**Records for the exercise**
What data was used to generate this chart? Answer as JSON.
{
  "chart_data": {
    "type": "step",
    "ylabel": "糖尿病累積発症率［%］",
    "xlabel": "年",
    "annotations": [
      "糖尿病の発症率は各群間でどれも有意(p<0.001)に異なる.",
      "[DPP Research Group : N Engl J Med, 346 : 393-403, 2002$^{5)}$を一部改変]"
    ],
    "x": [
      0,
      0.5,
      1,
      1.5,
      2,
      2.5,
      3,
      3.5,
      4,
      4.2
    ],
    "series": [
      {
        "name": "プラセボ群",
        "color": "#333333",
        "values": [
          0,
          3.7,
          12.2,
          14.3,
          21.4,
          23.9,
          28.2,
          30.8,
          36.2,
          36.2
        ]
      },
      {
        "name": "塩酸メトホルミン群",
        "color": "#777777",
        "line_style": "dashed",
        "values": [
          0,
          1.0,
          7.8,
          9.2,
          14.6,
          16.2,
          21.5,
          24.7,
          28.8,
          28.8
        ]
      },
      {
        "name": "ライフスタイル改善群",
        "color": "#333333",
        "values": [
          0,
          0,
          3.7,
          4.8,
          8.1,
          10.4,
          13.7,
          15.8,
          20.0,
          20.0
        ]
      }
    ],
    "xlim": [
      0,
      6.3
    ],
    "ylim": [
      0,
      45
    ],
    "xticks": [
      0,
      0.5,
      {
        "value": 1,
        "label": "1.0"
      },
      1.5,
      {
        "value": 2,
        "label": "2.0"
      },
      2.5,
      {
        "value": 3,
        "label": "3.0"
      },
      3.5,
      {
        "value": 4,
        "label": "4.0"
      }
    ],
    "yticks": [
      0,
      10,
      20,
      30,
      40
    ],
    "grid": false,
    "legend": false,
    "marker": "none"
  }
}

**Exercise**
Make a verbatim copy of every entry shown above.

**Response to this task**
What data was used to generate this chart? Answer as JSON.
{
  "chart_data": {
    "type": "step",
    "ylabel": "糖尿病累積発症率［%］",
    "xlabel": "年",
    "annotations": [
      "糖尿病の発症率は各群間でどれも有意(p<0.001)に異なる.",
      "[DPP Research Group : N Engl J Med, 346 : 393-403, 2002$^{5)}$を一部改変]"
    ],
    "x": [
      0,
      0.5,
      1,
      1.5,
      2,
      2.5,
      3,
      3.5,
      4,
      4.2
    ],
    "series": [
      {
        "name": "プラセボ群",
        "color": "#333333",
        "values": [
          0,
          3.7,
          12.2,
          14.3,
          21.4,
          23.9,
          28.2,
          30.8,
          36.2,
          36.2
        ]
      },
      {
        "name": "塩酸メトホルミン群",
        "color": "#777777",
        "line_style": "dashed",
        "values": [
          0,
          1.0,
          7.8,
          9.2,
          14.6,
          16.2,
          21.5,
          24.7,
          28.8,
          28.8
        ]
      },
      {
        "name": "ライフスタイル改善群",
        "color": "#333333",
        "values": [
          0,
          0,
          3.7,
          4.8,
          8.1,
          10.4,
          13.7,
          15.8,
          20.0,
          20.0
        ]
      }
    ],
    "xlim": [
      0,
      6.3
    ],
    "ylim": [
      0,
      45
    ],
    "xticks": [
      0,
      0.5,
      {
        "value": 1,
        "label": "1.0"
      },
      1.5,
      {
        "value": 2,
        "label": "2.0"
      },
      2.5,
      {
        "value": 3,
        "label": "3.0"
      },
      3.5,
      {
        "value": 4,
        "label": "4.0"
      }
    ],
    "yticks": [
      0,
      10,
      20,
      30,
      40
    ],
    "grid": false,
    "legend": false,
    "marker": "none"
  }
}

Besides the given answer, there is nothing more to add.